> **The problem**
Your task is to reproduce the entries below word for word.

**** Data for processing ****

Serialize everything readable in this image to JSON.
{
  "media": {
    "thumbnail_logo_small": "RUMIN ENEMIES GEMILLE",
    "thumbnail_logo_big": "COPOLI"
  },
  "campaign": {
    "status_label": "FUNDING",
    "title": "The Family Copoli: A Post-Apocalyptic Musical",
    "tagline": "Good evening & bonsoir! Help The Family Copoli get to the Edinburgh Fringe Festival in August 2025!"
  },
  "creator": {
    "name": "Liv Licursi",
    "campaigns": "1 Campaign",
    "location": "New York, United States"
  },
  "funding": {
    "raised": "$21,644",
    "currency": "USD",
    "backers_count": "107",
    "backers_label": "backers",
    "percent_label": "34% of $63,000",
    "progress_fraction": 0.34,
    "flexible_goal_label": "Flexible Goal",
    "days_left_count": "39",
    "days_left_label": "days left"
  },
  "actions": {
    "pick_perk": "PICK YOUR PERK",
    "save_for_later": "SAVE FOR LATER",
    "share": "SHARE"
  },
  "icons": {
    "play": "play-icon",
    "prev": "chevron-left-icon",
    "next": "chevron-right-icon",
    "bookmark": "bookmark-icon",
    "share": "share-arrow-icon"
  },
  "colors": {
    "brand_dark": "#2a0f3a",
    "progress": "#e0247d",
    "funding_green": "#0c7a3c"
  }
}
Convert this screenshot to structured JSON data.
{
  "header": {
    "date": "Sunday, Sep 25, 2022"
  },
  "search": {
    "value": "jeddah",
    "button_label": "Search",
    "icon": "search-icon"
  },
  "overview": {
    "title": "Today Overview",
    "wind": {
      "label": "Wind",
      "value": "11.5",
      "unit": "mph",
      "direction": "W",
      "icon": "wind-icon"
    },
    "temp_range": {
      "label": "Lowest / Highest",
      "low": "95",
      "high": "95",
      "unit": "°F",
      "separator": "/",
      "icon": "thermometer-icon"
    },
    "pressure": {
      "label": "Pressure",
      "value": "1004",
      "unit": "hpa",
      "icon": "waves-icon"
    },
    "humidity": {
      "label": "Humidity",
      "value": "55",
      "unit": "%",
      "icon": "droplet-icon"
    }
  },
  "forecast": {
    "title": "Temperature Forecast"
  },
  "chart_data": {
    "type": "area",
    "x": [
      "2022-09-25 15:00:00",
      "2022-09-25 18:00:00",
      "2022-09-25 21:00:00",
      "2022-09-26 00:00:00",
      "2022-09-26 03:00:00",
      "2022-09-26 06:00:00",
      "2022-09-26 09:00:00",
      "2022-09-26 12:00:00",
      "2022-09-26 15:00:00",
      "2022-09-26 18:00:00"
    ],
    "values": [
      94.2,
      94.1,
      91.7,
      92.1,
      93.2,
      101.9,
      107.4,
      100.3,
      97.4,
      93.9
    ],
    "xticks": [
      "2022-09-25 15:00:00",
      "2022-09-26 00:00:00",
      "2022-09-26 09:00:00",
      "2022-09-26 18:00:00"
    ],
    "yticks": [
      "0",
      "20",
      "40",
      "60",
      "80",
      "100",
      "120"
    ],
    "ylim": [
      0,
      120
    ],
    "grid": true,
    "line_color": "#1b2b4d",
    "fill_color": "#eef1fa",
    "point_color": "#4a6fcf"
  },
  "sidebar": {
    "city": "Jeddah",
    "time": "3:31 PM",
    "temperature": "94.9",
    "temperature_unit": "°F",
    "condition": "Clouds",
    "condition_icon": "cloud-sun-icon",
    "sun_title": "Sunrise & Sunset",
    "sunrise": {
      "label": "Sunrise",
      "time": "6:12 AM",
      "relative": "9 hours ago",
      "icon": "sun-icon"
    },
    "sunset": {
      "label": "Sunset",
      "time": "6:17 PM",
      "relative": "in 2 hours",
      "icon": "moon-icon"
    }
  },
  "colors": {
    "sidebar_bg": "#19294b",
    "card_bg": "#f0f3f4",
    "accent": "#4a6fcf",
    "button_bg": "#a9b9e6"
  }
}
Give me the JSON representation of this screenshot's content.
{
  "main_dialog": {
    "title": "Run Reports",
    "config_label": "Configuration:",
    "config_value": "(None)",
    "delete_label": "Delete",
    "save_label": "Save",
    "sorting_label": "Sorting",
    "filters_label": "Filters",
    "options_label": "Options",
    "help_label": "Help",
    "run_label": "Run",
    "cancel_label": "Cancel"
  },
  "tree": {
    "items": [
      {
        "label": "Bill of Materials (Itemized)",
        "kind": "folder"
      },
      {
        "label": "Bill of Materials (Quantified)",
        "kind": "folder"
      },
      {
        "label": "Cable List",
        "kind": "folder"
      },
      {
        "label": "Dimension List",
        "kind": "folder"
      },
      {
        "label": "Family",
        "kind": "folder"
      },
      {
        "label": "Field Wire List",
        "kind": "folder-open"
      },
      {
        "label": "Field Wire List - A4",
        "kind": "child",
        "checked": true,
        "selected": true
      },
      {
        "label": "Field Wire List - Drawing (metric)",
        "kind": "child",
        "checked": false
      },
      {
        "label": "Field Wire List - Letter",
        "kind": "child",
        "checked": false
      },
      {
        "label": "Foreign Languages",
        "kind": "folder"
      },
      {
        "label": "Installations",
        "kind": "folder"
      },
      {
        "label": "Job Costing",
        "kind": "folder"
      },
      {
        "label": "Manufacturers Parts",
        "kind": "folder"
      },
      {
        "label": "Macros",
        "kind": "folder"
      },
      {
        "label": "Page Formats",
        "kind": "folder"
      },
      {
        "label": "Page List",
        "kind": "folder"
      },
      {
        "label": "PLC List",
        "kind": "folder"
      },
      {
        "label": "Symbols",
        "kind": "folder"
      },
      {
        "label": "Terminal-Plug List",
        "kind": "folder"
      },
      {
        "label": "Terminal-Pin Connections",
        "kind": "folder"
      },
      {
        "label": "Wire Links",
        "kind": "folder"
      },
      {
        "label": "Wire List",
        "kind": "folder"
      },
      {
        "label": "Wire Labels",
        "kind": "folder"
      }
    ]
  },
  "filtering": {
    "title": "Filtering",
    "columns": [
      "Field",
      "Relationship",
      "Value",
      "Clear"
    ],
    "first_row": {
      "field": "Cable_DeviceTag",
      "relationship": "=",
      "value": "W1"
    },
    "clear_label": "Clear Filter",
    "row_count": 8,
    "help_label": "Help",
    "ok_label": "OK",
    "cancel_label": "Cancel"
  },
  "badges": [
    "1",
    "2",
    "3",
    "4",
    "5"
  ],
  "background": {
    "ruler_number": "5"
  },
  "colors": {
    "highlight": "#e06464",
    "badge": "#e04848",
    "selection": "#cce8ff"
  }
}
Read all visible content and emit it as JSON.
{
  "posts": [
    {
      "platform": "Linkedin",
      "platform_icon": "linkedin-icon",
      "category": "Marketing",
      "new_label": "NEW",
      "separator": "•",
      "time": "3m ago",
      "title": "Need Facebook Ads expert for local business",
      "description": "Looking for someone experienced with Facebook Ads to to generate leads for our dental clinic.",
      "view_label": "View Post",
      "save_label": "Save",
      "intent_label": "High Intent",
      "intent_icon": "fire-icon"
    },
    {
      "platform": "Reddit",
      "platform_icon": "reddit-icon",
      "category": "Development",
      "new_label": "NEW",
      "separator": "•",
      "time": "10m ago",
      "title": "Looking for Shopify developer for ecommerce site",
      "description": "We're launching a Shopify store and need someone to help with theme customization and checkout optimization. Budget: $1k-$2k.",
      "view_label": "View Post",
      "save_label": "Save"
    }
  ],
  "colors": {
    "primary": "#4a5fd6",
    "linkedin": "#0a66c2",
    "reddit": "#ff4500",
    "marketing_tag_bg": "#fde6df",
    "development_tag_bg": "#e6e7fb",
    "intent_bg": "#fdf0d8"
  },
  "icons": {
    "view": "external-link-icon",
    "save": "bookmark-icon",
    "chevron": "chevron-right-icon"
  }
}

****

> **Result of the exercise**
Serialize everything readable in this image to JSON.
{
  "media": {
    "thumbnail_logo_small": "RUMIN ENEMIES GEMILLE",
    "thumbnail_logo_big": "COPOLI"
  },
  "campaign": {
    "status_label": "FUNDING",
    "title": "The Family Copoli: A Post-Apocalyptic Musical",
    "tagline": "Good evening & bonsoir! Help The Family Copoli get to the Edinburgh Fringe Festival in August 2025!"
  },
  "creator": {
    "name": "Liv Licursi",
    "campaigns": "1 Campaign",
    "location": "New York, United States"
  },
  "funding": {
    "raised": "$21,644",
    "currency": "USD",
    "backers_count": "107",
    "backers_label": "backers",
    "percent_label": "34% of $63,000",
    "progress_fraction": 0.34,
    "flexible_goal_label": "Flexible Goal",
    "days_left_count": "39",
    "days_left_label": "days left"
  },
  "actions": {
    "pick_perk": "PICK YOUR PERK",
    "save_for_later": "SAVE FOR LATER",
    "share": "SHARE"
  },
  "icons": {
    "play": "play-icon",
    "prev": "chevron-left-icon",
    "next": "chevron-right-icon",
    "bookmark": "bookmark-icon",
    "share": "share-arrow-icon"
  },
  "colors": {
    "brand_dark": "#2a0f3a",
    "progress": "#e0247d",
    "funding_green": "#0c7a3c"
  }
}
Convert this screenshot to structured JSON data.
{
  "header": {
    "date": "Sunday, Sep 25, 2022"
  },
  "search": {
    "value": "jeddah",
    "button_label": "Search",
    "icon": "search-icon"
  },
  "overview": {
    "title": "Today Overview",
    "wind": {
      "label": "Wind",
      "value": "11.5",
      "unit": "mph",
      "direction": "W",
      "icon": "wind-icon"
    },
    "temp_range": {
      "label": "Lowest / Highest",
      "low": "95",
      "high": "95",
      "unit": "°F",
      "separator": "/",
      "icon": "thermometer-icon"
    },
    "pressure": {
      "label": "Pressure",
      "value": "1004",
      "unit": "hpa",
      "icon": "waves-icon"
    },
    "humidity": {
      "label": "Humidity",
      "value": "55",
      "unit": "%",
      "icon": "droplet-icon"
    }
  },
  "forecast": {
    "title": "Temperature Forecast"
  },
  "chart_data": {
    "type": "area",
    "x": [
      "2022-09-25 15:00:00",
      "2022-09-25 18:00:00",
      "2022-09-25 21:00:00",
      "2022-09-26 00:00:00",
      "2022-09-26 03:00:00",
      "2022-09-26 06:00:00",
      "2022-09-26 09:00:00",
      "2022-09-26 12:00:00",
      "2022-09-26 15:00:00",
      "2022-09-26 18:00:00"
    ],
    "values": [
      94.2,
      94.1,
      91.7,
      92.1,
      93.2,
      101.9,
      107.4,
      100.3,
      97.4,
      93.9
    ],
    "xticks": [
      "2022-09-25 15:00:00",
      "2022-09-26 00:00:00",
      "2022-09-26 09:00:00",
      "2022-09-26 18:00:00"
    ],
    "yticks": [
      "0",
      "20",
      "40",
      "60",
      "80",
      "100",
      "120"
    ],
    "ylim": [
      0,
      120
    ],
    "grid": true,
    "line_color": "#1b2b4d",
    "fill_color": "#eef1fa",
    "point_color": "#4a6fcf"
  },
  "sidebar": {
    "city": "Jeddah",
    "time": "3:31 PM",
    "temperature": "94.9",
    "temperature_unit": "°F",
    "condition": "Clouds",
    "condition_icon": "cloud-sun-icon",
    "sun_title": "Sunrise & Sunset",
    "sunrise": {
      "label": "Sunrise",
      "time": "6:12 AM",
      "relative": "9 hours ago",
      "icon": "sun-icon"
    },
    "sunset": {
      "label": "Sunset",
      "time": "6:17 PM",
      "relative": "in 2 hours",
      "icon": "moon-icon"
    }
  },
  "colors": {
    "sidebar_bg": "#19294b",
    "card_bg": "#f0f3f4",
    "accent": "#4a6fcf",
    "button_bg": "#a9b9e6"
  }
}
Give me the JSON representation of this screenshot's content.
{
  "main_dialog": {
    "title": "Run Reports",
    "config_label": "Configuration:",
    "config_value": "(None)",
    "delete_label": "Delete",
    "save_label": "Save",
    "sorting_label": "Sorting",
    "filters_label": "Filters",
    "options_label": "Options",
    "help_label": "Help",
    "run_label": "Run",
    "cancel_label": "Cancel"
  },
  "tree": {
    "items": [
      {
        "label": "Bill of Materials (Itemized)",
        "kind": "folder"
      },
      {
        "label": "Bill of Materials (Quantified)",
        "kind": "folder"
      },
      {
        "label": "Cable List",
        "kind": "folder"
      },
      {
        "label": "Dimension List",
        "kind": "folder"
      },
      {
        "label": "Family",
        "kind": "folder"
      },
      {
        "label": "Field Wire List",
        "kind": "folder-open"
      },
      {
        "label": "Field Wire List - A4",
        "kind": "child",
        "checked": true,
        "selected": true
      },
      {
        "label": "Field Wire List - Drawing (metric)",
        "kind": "child",
        "checked": false
      },
      {
        "label": "Field Wire List - Letter",
        "kind": "child",
        "checked": false
      },
      {
        "label": "Foreign Languages",
        "kind": "folder"
      },
      {
        "label": "Installations",
        "kind": "folder"
      },
      {
        "label": "Job Costing",
        "kind": "folder"
      },
      {
        "label": "Manufacturers Parts",
        "kind": "folder"
      },
      {
        "label": "Macros",
        "kind": "folder"
      },
      {
        "label": "Page Formats",
        "kind": "folder"
      },
      {
        "label": "Page List",
        "kind": "folder"
      },
      {
        "label": "PLC List",
        "kind": "folder"
      },
      {
        "label": "Symbols",
        "kind": "folder"
      },
      {
        "label": "Terminal-Plug List",
        "kind": "folder"
      },
      {
        "label": "Terminal-Pin Connections",
        "kind": "folder"
      },
      {
        "label": "Wire Links",
        "kind": "folder"
      },
      {
        "label": "Wire List",
        "kind": "folder"
      },
      {
        "label": "Wire Labels",
        "kind": "folder"
      }
    ]
  },
  "filtering": {
    "title": "Filtering",
    "columns": [
      "Field",
      "Relationship",
      "Value",
      "Clear"
    ],
    "first_row": {
      "field": "Cable_DeviceTag",
      "relationship": "=",
      "value": "W1"
    },
    "clear_label": "Clear Filter",
    "row_count": 8,
    "help_label": "Help",
    "ok_label": "OK",
    "cancel_label": "Cancel"
  },
  "badges": [
    "1",
    "2",
    "3",
    "4",
    "5"
  ],
  "background": {
    "ruler_number": "5"
  },
  "colors": {
    "highlight": "#e06464",
    "badge": "#e04848",
    "selection": "#cce8ff"
  }
}
Read all visible content and emit it as JSON.
{
  "posts": [
    {
      "platform": "Linkedin",
      "platform_icon": "linkedin-icon",
      "category": "Marketing",
      "new_label": "NEW",
      "separator": "•",
      "time": "3m ago",
      "title": "Need Facebook Ads expert for local business",
      "description": "Looking for someone experienced with Facebook Ads to to generate leads for our dental clinic.",
      "view_label": "View Post",
      "save_label": "Save",
      "intent_label": "High Intent",
      "intent_icon": "fire-icon"
    },
    {
      "platform": "Reddit",
      "platform_icon": "reddit-icon",
      "category": "Development",
      "new_label": "NEW",
      "separator": "•",
      "time": "10m ago",
      "title": "Looking for Shopify developer for ecommerce site",
      "description": "We're launching a Shopify store and need someone to help with theme customization and checkout optimization. Budget: $1k-$2k.",
      "view_label": "View Post",
      "save_label": "Save"
    }
  ],
  "colors": {
    "primary": "#4a5fd6",
    "linkedin": "#0a66c2",
    "reddit": "#ff4500",
    "marketing_tag_bg": "#fde6df",
    "development_tag_bg": "#e6e7fb",
    "intent_bg": "#fdf0d8"
  },
  "icons": {
    "view": "external-link-icon",
    "save": "bookmark-icon",
    "chevron": "chevron-right-icon"
  }
}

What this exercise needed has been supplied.